-- Supplied entries --
——————————
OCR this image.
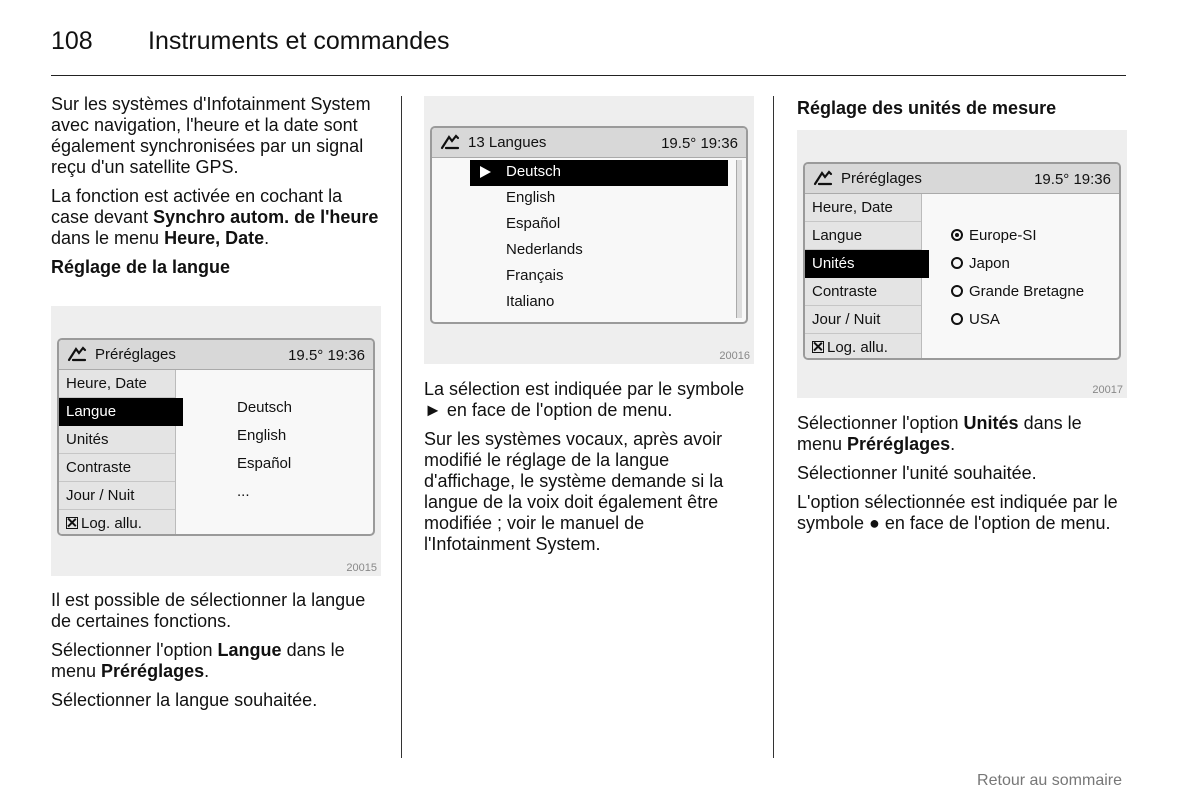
108 Instruments et commandes

Sur les systèmes d'Infotainment System avec navigation, l'heure et la date sont également synchronisées par un signal reçu d'un satellite GPS.

La fonction est activée en cochant la case devant Synchro autom. de l'heure dans le menu Heure, Date.

Réglage de la langue
Préréglages	19.5° 19:36
Heure, Date
Langue
Unités
Contraste
Jour / Nuit
Log. allu.
Deutsch
English
Español
...
20015

Il est possible de sélectionner la langue de certaines fonctions.

Sélectionner l'option Langue dans le menu Préréglages.

Sélectionner la langue souhaitée.

13 Langues	19.5° 19:36
Deutsch
English
Español
Nederlands
Français
Italiano
20016

La sélection est indiquée par le symbole ► en face de l'option de menu.

Sur les systèmes vocaux, après avoir modifié le réglage de la langue d'affichage, le système demande si la langue de la voix doit également être modifiée ; voir le manuel de l'Infotainment System.

Réglage des unités de mesure
Préréglages	19.5° 19:36
Heure, Date
Langue
Unités
Contraste
Jour / Nuit
Log. allu.
Europe-SI
Japon
Grande Bretagne
USA
20017

Sélectionner l'option Unités dans le menu Préréglages.

Sélectionner l'unité souhaitée.

L'option sélectionnée est indiquée par le symbole ● en face de l'option de menu.

Retour au sommaire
——————————
-- Request --
Give back each entry exactly as it appears, with no pictures.

-- The solution --
OCR this image.
108 Instruments et commandes

Sur les systèmes d'Infotainment System avec navigation, l'heure et la date sont également synchronisées par un signal reçu d'un satellite GPS.

La fonction est activée en cochant la case devant Synchro autom. de l'heure dans le menu Heure, Date.

Réglage de la langue
Préréglages	19.5° 19:36
Heure, Date
Langue
Unités
Contraste
Jour / Nuit
Log. allu.
Deutsch
English
Español
...
20015

Il est possible de sélectionner la langue de certaines fonctions.

Sélectionner l'option Langue dans le menu Préréglages.

Sélectionner la langue souhaitée.

13 Langues	19.5° 19:36
Deutsch
English
Español
Nederlands
Français
Italiano
20016

La sélection est indiquée par le symbole ► en face de l'option de menu.

Sur les systèmes vocaux, après avoir modifié le réglage de la langue d'affichage, le système demande si la langue de la voix doit également être modifiée ; voir le manuel de l'Infotainment System.

Réglage des unités de mesure
Préréglages	19.5° 19:36
Heure, Date
Langue
Unités
Contraste
Jour / Nuit
Log. allu.
Europe-SI
Japon
Grande Bretagne
USA
20017

Sélectionner l'option Unités dans le menu Préréglages.

Sélectionner l'unité souhaitée.

L'option sélectionnée est indiquée par le symbole ● en face de l'option de menu.

Retour au sommaire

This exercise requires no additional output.